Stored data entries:
☆ ☆ ☆
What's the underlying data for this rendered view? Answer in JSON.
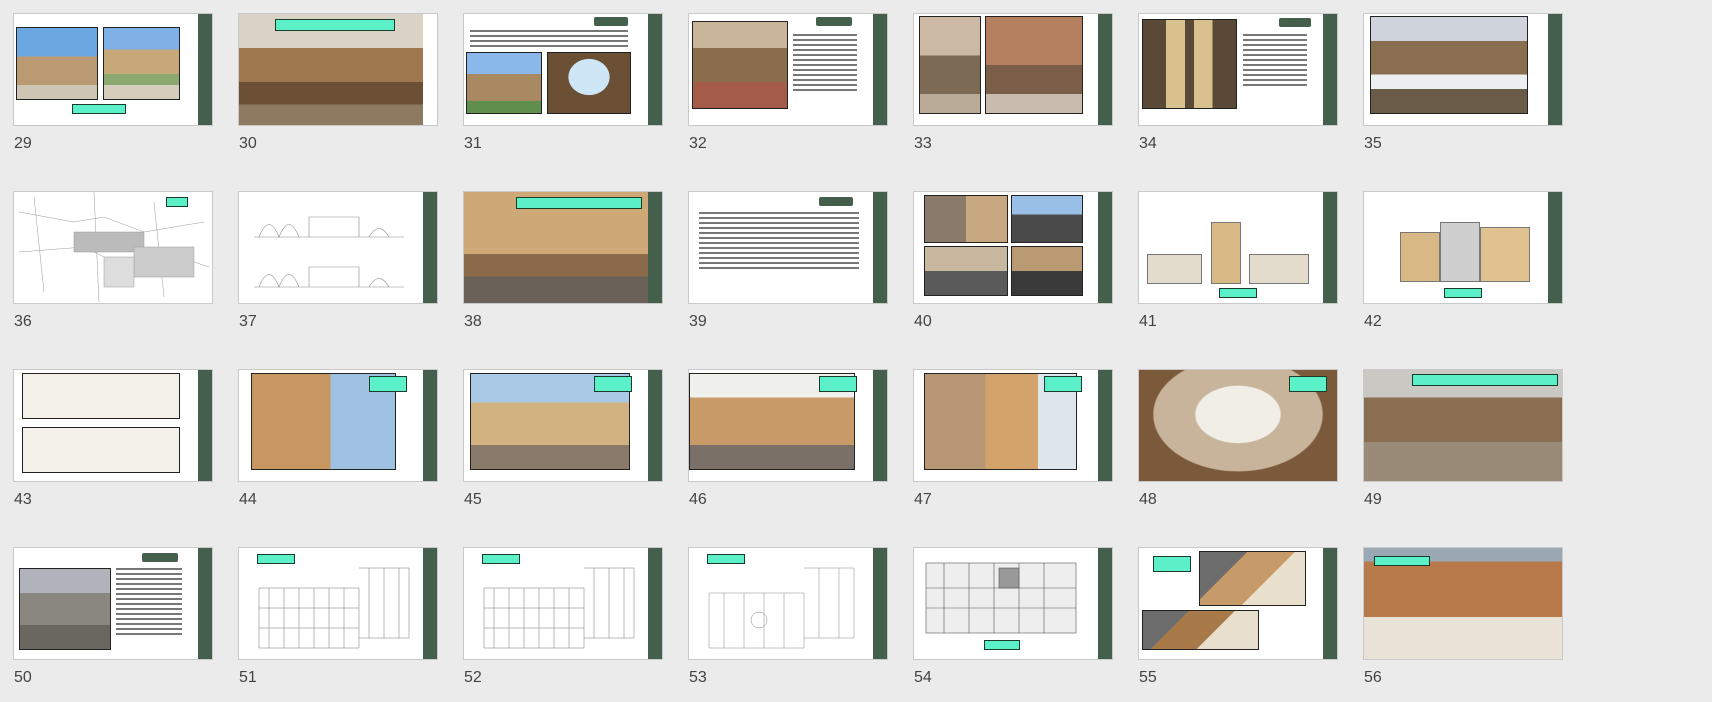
{
  "slides": [
    {
      "n": "29"
    },
    {
      "n": "30"
    },
    {
      "n": "31"
    },
    {
      "n": "32"
    },
    {
      "n": "33"
    },
    {
      "n": "34"
    },
    {
      "n": "35"
    },
    {
      "n": "36"
    },
    {
      "n": "37"
    },
    {
      "n": "38"
    },
    {
      "n": "39"
    },
    {
      "n": "40"
    },
    {
      "n": "41"
    },
    {
      "n": "42"
    },
    {
      "n": "43"
    },
    {
      "n": "44"
    },
    {
      "n": "45"
    },
    {
      "n": "46"
    },
    {
      "n": "47"
    },
    {
      "n": "48"
    },
    {
      "n": "49"
    },
    {
      "n": "50"
    },
    {
      "n": "51"
    },
    {
      "n": "52"
    },
    {
      "n": "53"
    },
    {
      "n": "54"
    },
    {
      "n": "55"
    },
    {
      "n": "56"
    }
  ],
  "colors": {
    "background": "#ebebeb",
    "slide_bar": "#44604d",
    "tag": "#5cf0c8",
    "number": "#444444"
  }
}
☆ ☆ ☆
• _Exercise directions_:
Each record above should come back exactly the same, only without its pictures.

• _Exercise response_:
What's the underlying data for this rendered view? Answer in JSON.
{
  "slides": [
    {
      "n": "29"
    },
    {
      "n": "30"
    },
    {
      "n": "31"
    },
    {
      "n": "32"
    },
    {
      "n": "33"
    },
    {
      "n": "34"
    },
    {
      "n": "35"
    },
    {
      "n": "36"
    },
    {
      "n": "37"
    },
    {
      "n": "38"
    },
    {
      "n": "39"
    },
    {
      "n": "40"
    },
    {
      "n": "41"
    },
    {
      "n": "42"
    },
    {
      "n": "43"
    },
    {
      "n": "44"
    },
    {
      "n": "45"
    },
    {
      "n": "46"
    },
    {
      "n": "47"
    },
    {
      "n": "48"
    },
    {
      "n": "49"
    },
    {
      "n": "50"
    },
    {
      "n": "51"
    },
    {
      "n": "52"
    },
    {
      "n": "53"
    },
    {
      "n": "54"
    },
    {
      "n": "55"
    },
    {
      "n": "56"
    }
  ],
  "colors": {
    "background": "#ebebeb",
    "slide_bar": "#44604d",
    "tag": "#5cf0c8",
    "number": "#444444"
  }
}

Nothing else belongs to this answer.